- Exercise: Any picture among the records should be left out, please; retype the rest exactly.

##### Task data

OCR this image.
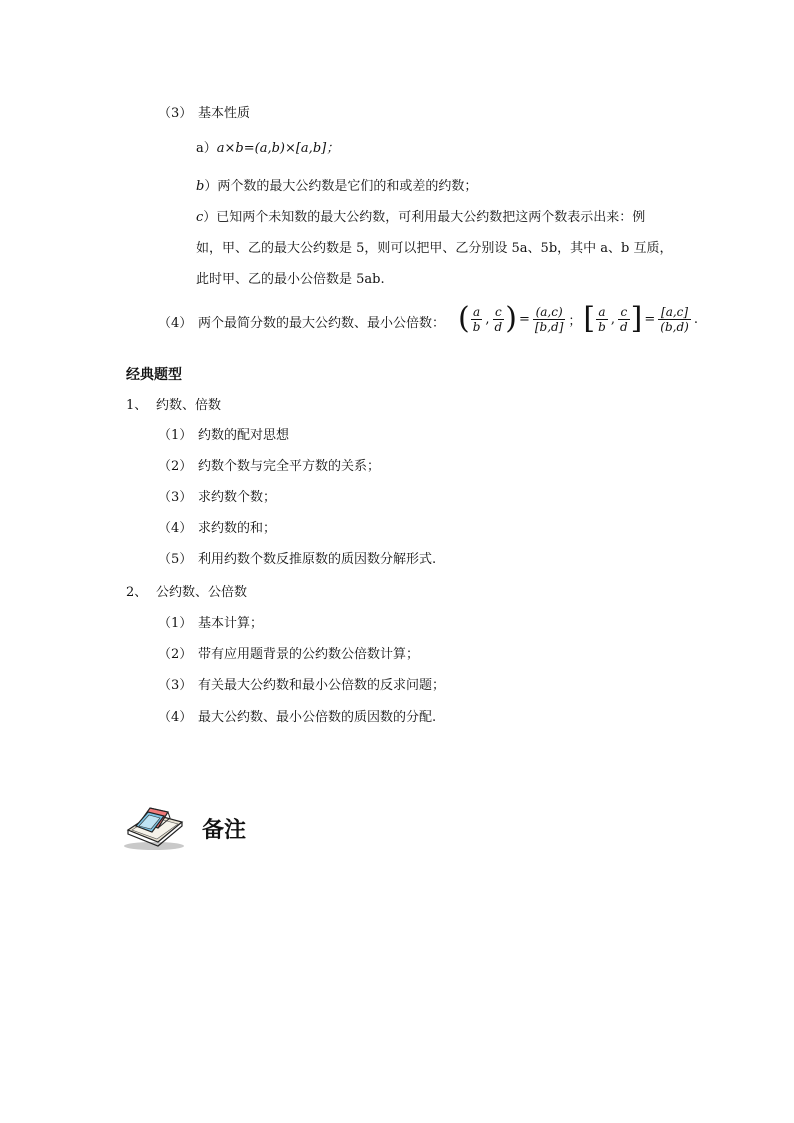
（3） 基本性质
a）a×b=(a,b)×[a,b]；
b）两个数的最大公约数是它们的和或差的约数；
c）已知两个未知数的最大公约数，可利用最大公约数把这两个数表示出来：例
如，甲、乙的最大公约数是 5，则可以把甲、乙分别设 5a、5b，其中 a、b 互质，
此时甲、乙的最小公倍数是 5ab.
（4） 两个最简分数的最大公约数、最小公倍数： ( $\frac{a}{b}$ , $\frac{c}{d}$ ) = $\frac{(a,c)}{[b,d]}$ ； [ $\frac{a}{b}$ , $\frac{c}{d}$ ] = $\frac{[a,c]}{(b,d)}$ .
经典题型
1、 约数、倍数
（1） 约数的配对思想
（2） 约数个数与完全平方数的关系；
（3） 求约数个数；
（4） 求约数的和；
（5） 利用约数个数反推原数的质因数分解形式.
2、 公约数、公倍数
（1） 基本计算；
（2） 带有应用题背景的公约数公倍数计算；
（3） 有关最大公约数和最小公倍数的反求问题；
（4） 最大公约数、最小公倍数的质因数的分配.
备注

##########

- Full solution:
OCR this image.
（3） 基本性质
a）a×b=(a,b)×[a,b]；
b）两个数的最大公约数是它们的和或差的约数；
c）已知两个未知数的最大公约数，可利用最大公约数把这两个数表示出来：例
如，甲、乙的最大公约数是 5，则可以把甲、乙分别设 5a、5b，其中 a、b 互质，
此时甲、乙的最小公倍数是 5ab.
（4） 两个最简分数的最大公约数、最小公倍数： ( $\frac{a}{b}$ , $\frac{c}{d}$ ) = $\frac{(a,c)}{[b,d]}$ ； [ $\frac{a}{b}$ , $\frac{c}{d}$ ] = $\frac{[a,c]}{(b,d)}$ .
经典题型
1、 约数、倍数
（1） 约数的配对思想
（2） 约数个数与完全平方数的关系；
（3） 求约数个数；
（4） 求约数的和；
（5） 利用约数个数反推原数的质因数分解形式.
2、 公约数、公倍数
（1） 基本计算；
（2） 带有应用题背景的公约数公倍数计算；
（3） 有关最大公约数和最小公倍数的反求问题；
（4） 最大公约数、最小公倍数的质因数的分配.
备注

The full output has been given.